Write out each line beneath this one exactly as it reads.
+++ DATA LISTING
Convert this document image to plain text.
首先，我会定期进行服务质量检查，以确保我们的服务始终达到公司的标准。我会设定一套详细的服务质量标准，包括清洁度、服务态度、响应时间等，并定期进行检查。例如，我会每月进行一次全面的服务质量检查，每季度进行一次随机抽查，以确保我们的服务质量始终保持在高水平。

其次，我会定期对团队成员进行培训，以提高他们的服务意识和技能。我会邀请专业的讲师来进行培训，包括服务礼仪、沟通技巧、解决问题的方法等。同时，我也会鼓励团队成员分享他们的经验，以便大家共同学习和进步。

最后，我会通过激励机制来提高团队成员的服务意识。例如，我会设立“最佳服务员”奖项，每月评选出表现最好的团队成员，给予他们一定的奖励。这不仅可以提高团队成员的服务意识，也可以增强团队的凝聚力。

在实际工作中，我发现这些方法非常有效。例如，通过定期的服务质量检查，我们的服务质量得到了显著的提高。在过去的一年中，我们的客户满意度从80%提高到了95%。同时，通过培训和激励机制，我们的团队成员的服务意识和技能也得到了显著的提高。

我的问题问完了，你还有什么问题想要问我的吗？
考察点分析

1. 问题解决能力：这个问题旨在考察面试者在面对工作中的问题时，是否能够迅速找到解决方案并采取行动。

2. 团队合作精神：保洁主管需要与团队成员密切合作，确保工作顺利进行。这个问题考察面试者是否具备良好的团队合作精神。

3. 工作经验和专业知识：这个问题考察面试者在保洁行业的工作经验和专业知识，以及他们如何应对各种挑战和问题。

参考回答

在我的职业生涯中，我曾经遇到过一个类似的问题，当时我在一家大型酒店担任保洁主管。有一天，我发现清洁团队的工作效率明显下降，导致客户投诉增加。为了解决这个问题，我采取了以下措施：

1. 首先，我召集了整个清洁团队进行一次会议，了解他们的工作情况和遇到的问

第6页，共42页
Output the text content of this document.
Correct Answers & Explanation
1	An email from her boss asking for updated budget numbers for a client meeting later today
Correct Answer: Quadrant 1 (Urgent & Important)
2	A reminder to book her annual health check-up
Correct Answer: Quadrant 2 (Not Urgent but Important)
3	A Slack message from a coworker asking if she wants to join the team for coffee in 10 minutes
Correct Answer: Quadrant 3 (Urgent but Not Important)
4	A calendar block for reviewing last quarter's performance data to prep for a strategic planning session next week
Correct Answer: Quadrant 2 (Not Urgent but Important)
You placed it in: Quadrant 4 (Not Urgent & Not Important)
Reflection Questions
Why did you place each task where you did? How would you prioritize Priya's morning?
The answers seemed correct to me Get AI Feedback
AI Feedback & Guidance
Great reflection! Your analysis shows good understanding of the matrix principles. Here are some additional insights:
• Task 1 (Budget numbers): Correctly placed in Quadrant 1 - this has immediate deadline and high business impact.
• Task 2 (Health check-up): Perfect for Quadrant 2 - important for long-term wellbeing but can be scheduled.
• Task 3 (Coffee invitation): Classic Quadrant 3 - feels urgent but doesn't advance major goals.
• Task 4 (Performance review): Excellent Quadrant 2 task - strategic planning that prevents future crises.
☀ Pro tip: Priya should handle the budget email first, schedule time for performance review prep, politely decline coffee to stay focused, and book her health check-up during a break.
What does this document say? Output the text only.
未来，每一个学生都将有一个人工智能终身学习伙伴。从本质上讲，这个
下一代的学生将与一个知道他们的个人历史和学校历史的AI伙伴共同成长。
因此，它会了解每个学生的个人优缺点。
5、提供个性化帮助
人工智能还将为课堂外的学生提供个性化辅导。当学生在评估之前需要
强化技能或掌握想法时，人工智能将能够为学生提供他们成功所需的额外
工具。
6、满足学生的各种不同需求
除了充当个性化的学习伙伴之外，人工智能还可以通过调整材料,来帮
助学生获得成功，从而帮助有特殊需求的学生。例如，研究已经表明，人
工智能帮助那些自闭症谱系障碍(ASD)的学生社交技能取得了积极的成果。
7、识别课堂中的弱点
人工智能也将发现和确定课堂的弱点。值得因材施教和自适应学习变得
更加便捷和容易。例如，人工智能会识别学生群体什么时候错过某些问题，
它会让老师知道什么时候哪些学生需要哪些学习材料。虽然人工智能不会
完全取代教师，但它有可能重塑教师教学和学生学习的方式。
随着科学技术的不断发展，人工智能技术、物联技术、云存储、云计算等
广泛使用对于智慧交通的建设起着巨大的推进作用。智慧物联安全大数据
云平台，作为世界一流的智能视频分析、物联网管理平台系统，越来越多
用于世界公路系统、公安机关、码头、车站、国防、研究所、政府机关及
++++++
▶ WRITTEN REPLY
Convert this document image to plain text.
首先，我会定期进行服务质量检查，以确保我们的服务始终达到公司的标准。我会设定一套详细的服务质量标准，包括清洁度、服务态度、响应时间等，并定期进行检查。例如，我会每月进行一次全面的服务质量检查，每季度进行一次随机抽查，以确保我们的服务质量始终保持在高水平。

其次，我会定期对团队成员进行培训，以提高他们的服务意识和技能。我会邀请专业的讲师来进行培训，包括服务礼仪、沟通技巧、解决问题的方法等。同时，我也会鼓励团队成员分享他们的经验，以便大家共同学习和进步。

最后，我会通过激励机制来提高团队成员的服务意识。例如，我会设立“最佳服务员”奖项，每月评选出表现最好的团队成员，给予他们一定的奖励。这不仅可以提高团队成员的服务意识，也可以增强团队的凝聚力。

在实际工作中，我发现这些方法非常有效。例如，通过定期的服务质量检查，我们的服务质量得到了显著的提高。在过去的一年中，我们的客户满意度从80%提高到了95%。同时，通过培训和激励机制，我们的团队成员的服务意识和技能也得到了显著的提高。

我的问题问完了，你还有什么问题想要问我的吗？
考察点分析

1. 问题解决能力：这个问题旨在考察面试者在面对工作中的问题时，是否能够迅速找到解决方案并采取行动。

2. 团队合作精神：保洁主管需要与团队成员密切合作，确保工作顺利进行。这个问题考察面试者是否具备良好的团队合作精神。

3. 工作经验和专业知识：这个问题考察面试者在保洁行业的工作经验和专业知识，以及他们如何应对各种挑战和问题。

参考回答

在我的职业生涯中，我曾经遇到过一个类似的问题，当时我在一家大型酒店担任保洁主管。有一天，我发现清洁团队的工作效率明显下降，导致客户投诉增加。为了解决这个问题，我采取了以下措施：

1. 首先，我召集了整个清洁团队进行一次会议，了解他们的工作情况和遇到的问

第6页，共42页
Output the text content of this document.
Correct Answers & Explanation
1	An email from her boss asking for updated budget numbers for a client meeting later today
Correct Answer: Quadrant 1 (Urgent & Important)
2	A reminder to book her annual health check-up
Correct Answer: Quadrant 2 (Not Urgent but Important)
3	A Slack message from a coworker asking if she wants to join the team for coffee in 10 minutes
Correct Answer: Quadrant 3 (Urgent but Not Important)
4	A calendar block for reviewing last quarter's performance data to prep for a strategic planning session next week
Correct Answer: Quadrant 2 (Not Urgent but Important)
You placed it in: Quadrant 4 (Not Urgent & Not Important)
Reflection Questions
Why did you place each task where you did? How would you prioritize Priya's morning?
The answers seemed correct to me Get AI Feedback
AI Feedback & Guidance
Great reflection! Your analysis shows good understanding of the matrix principles. Here are some additional insights:
• Task 1 (Budget numbers): Correctly placed in Quadrant 1 - this has immediate deadline and high business impact.
• Task 2 (Health check-up): Perfect for Quadrant 2 - important for long-term wellbeing but can be scheduled.
• Task 3 (Coffee invitation): Classic Quadrant 3 - feels urgent but doesn't advance major goals.
• Task 4 (Performance review): Excellent Quadrant 2 task - strategic planning that prevents future crises.
☀ Pro tip: Priya should handle the budget email first, schedule time for performance review prep, politely decline coffee to stay focused, and book her health check-up during a break.
What does this document say? Output the text only.
未来，每一个学生都将有一个人工智能终身学习伙伴。从本质上讲，这个
下一代的学生将与一个知道他们的个人历史和学校历史的AI伙伴共同成长。
因此，它会了解每个学生的个人优缺点。
5、提供个性化帮助
人工智能还将为课堂外的学生提供个性化辅导。当学生在评估之前需要
强化技能或掌握想法时，人工智能将能够为学生提供他们成功所需的额外
工具。
6、满足学生的各种不同需求
除了充当个性化的学习伙伴之外，人工智能还可以通过调整材料,来帮
助学生获得成功，从而帮助有特殊需求的学生。例如，研究已经表明，人
工智能帮助那些自闭症谱系障碍(ASD)的学生社交技能取得了积极的成果。
7、识别课堂中的弱点
人工智能也将发现和确定课堂的弱点。值得因材施教和自适应学习变得
更加便捷和容易。例如，人工智能会识别学生群体什么时候错过某些问题，
它会让老师知道什么时候哪些学生需要哪些学习材料。虽然人工智能不会
完全取代教师，但它有可能重塑教师教学和学生学习的方式。
随着科学技术的不断发展，人工智能技术、物联技术、云存储、云计算等
广泛使用对于智慧交通的建设起着巨大的推进作用。智慧物联安全大数据
云平台，作为世界一流的智能视频分析、物联网管理平台系统，越来越多
用于世界公路系统、公安机关、码头、车站、国防、研究所、政府机关及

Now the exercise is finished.